** start Data supplied **
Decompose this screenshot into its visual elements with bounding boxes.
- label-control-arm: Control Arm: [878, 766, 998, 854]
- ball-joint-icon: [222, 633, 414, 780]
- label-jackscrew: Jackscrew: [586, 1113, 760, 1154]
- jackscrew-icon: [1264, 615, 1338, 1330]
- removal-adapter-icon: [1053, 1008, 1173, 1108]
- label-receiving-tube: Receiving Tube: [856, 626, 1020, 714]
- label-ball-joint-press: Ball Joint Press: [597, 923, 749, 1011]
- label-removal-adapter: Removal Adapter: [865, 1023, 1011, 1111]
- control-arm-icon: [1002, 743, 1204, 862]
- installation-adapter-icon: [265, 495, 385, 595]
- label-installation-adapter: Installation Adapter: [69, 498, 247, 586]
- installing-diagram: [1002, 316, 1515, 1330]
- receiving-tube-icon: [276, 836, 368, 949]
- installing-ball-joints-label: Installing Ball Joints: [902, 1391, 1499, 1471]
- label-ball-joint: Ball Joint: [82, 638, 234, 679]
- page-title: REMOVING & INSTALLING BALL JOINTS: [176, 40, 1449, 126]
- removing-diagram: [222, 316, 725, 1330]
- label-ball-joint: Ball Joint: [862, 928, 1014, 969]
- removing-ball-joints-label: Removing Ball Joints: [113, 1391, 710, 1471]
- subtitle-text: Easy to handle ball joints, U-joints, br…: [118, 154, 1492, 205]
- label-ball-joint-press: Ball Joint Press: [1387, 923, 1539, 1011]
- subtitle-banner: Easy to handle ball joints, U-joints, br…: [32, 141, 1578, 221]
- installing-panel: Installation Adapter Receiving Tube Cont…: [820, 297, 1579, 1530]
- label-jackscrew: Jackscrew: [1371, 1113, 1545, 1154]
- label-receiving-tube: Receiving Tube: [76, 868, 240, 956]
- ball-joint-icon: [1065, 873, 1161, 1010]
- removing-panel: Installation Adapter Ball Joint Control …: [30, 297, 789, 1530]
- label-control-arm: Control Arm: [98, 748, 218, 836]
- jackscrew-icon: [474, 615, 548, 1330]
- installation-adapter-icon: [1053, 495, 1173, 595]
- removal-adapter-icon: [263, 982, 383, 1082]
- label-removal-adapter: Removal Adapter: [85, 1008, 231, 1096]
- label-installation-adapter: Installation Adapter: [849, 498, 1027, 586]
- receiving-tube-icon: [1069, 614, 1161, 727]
** end Data supplied **
** start Data supplied **
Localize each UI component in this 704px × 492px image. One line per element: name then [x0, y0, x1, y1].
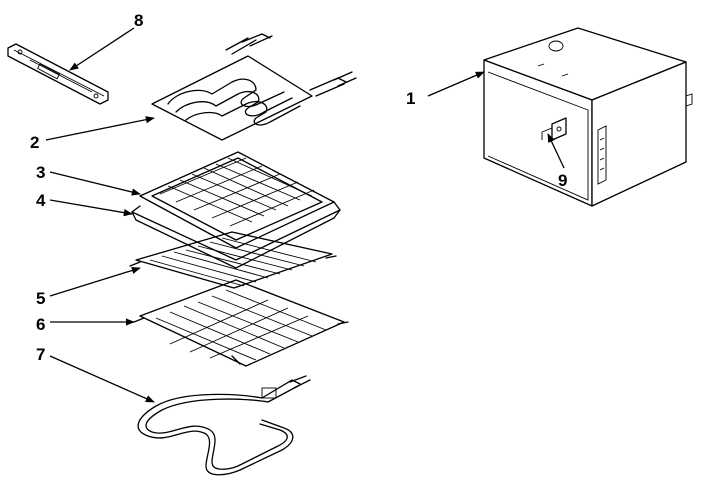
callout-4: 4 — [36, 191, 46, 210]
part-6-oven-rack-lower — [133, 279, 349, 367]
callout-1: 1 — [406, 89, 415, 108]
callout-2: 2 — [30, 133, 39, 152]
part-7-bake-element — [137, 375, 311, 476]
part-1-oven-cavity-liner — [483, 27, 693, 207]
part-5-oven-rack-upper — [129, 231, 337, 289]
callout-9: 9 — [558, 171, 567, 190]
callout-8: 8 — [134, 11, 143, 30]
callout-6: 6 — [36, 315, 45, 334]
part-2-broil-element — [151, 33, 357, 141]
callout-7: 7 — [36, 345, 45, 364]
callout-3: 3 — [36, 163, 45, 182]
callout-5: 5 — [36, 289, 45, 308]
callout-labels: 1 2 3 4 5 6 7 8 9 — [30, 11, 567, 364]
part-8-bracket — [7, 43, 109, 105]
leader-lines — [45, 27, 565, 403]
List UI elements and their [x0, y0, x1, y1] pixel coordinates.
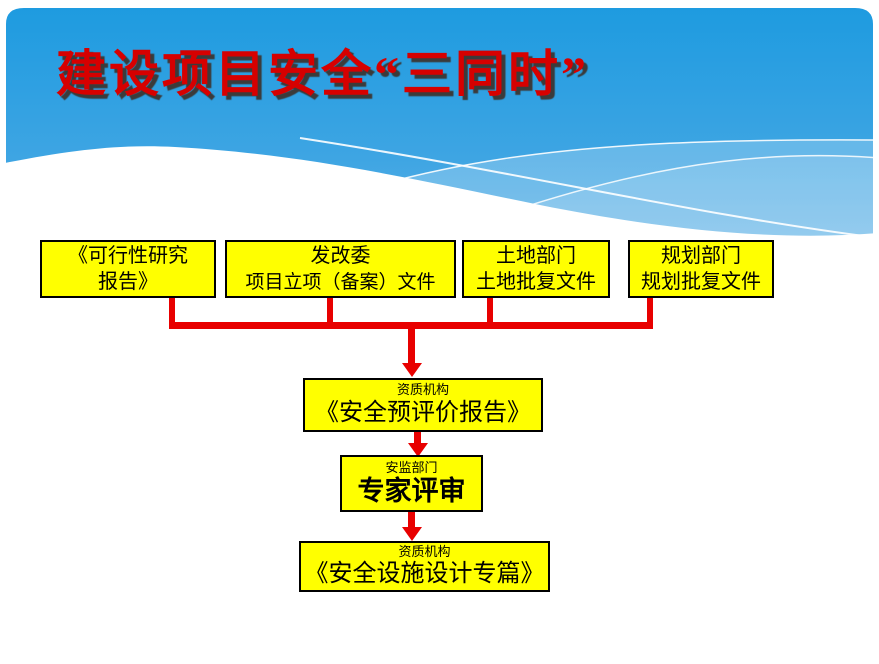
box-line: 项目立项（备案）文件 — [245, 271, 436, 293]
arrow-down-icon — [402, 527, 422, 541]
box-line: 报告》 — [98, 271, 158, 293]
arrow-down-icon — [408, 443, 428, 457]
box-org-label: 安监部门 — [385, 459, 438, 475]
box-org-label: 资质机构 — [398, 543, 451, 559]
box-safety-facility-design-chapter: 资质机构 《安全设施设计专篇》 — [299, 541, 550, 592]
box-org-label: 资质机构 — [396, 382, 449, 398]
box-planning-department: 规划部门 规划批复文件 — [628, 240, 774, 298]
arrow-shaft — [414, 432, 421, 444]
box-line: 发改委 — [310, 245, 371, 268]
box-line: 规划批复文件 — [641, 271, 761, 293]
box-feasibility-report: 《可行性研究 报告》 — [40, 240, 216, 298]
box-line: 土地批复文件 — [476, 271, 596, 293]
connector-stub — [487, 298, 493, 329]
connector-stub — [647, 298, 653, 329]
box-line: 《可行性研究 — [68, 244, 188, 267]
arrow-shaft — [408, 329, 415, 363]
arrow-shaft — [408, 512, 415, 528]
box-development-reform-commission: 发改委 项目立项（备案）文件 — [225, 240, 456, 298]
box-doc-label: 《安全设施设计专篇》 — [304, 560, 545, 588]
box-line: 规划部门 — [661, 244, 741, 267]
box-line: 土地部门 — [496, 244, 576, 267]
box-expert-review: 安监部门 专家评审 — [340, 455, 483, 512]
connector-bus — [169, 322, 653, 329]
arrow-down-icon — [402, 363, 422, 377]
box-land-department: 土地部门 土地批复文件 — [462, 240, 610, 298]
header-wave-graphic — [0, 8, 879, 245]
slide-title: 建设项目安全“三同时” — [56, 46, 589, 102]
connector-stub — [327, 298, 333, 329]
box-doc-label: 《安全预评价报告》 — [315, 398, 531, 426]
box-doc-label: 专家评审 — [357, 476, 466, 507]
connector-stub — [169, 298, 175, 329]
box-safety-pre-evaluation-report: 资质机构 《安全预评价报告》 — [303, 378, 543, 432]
** end Data supplied **
** start Data supplied **
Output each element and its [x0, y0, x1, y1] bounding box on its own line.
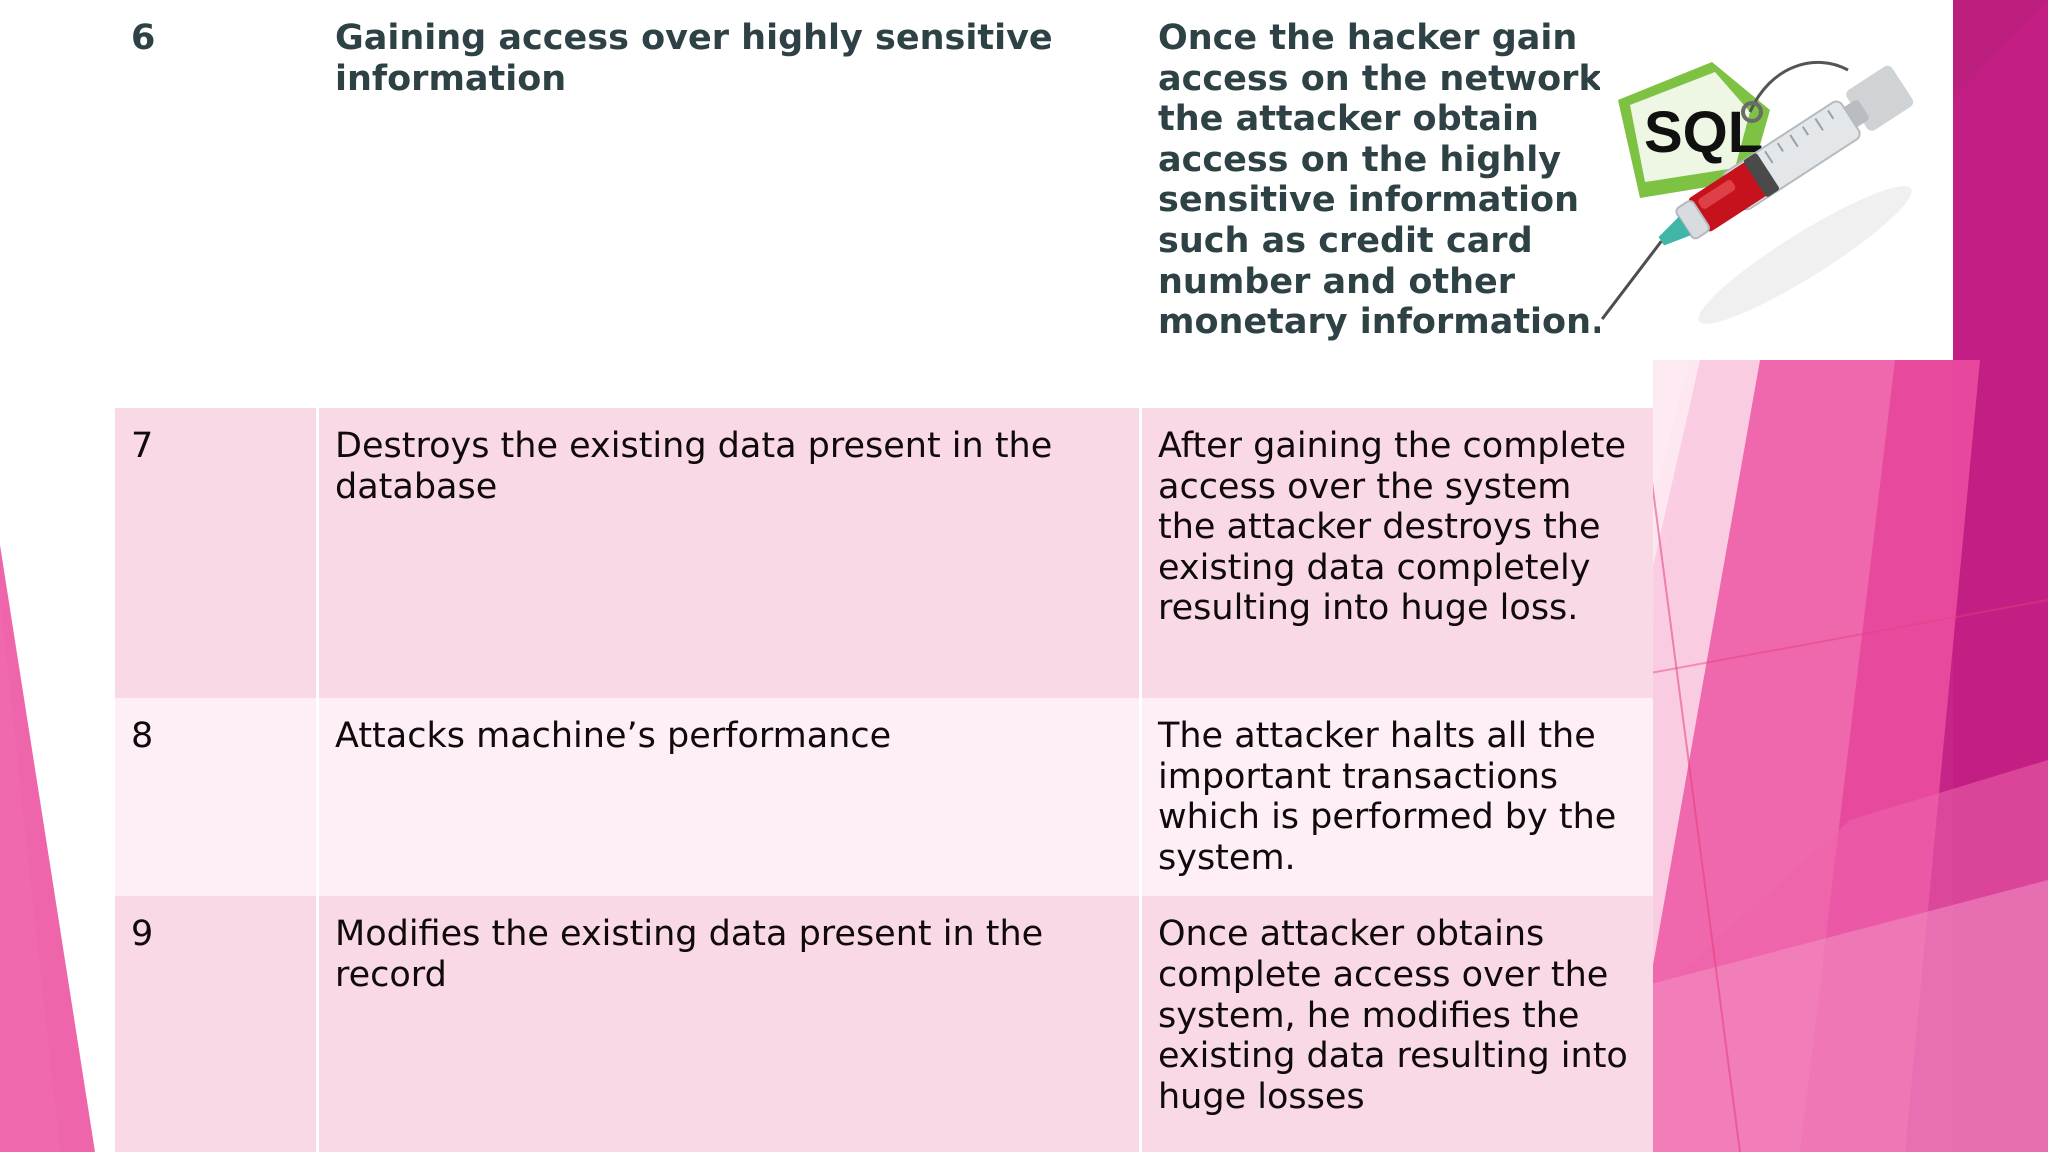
** end Data supplied **
**Short exercise**
Arrange the lines of the records that start with the line containing "Decompose this screenshot" and end with the line containing "- control-arm-icon: [1002, 743, 1204, 862]", both included, as a Markdown table with the columns Row and Line, putting a row number under Row and the line under Line and leaving out any blank lines.

**Correct output**
| Row | Line |
|---|---|
| 1 | Decompose this screenshot into its visual elements with bounding boxes. |
| 2 | - label-control-arm: Control Arm: [878, 766, 998, 854] |
| 3 | - ball-joint-icon: [222, 633, 414, 780] |
| 4 | - label-jackscrew: Jackscrew: [586, 1113, 760, 1154] |
| 5 | - jackscrew-icon: [1264, 615, 1338, 1330] |
| 6 | - removal-adapter-icon: [1053, 1008, 1173, 1108] |
| 7 | - label-receiving-tube: Receiving Tube: [856, 626, 1020, 714] |
| 8 | - label-ball-joint-press: Ball Joint Press: [597, 923, 749, 1011] |
| 9 | - label-removal-adapter: Removal Adapter: [865, 1023, 1011, 1111] |
| 10 | - control-arm-icon: [1002, 743, 1204, 862] |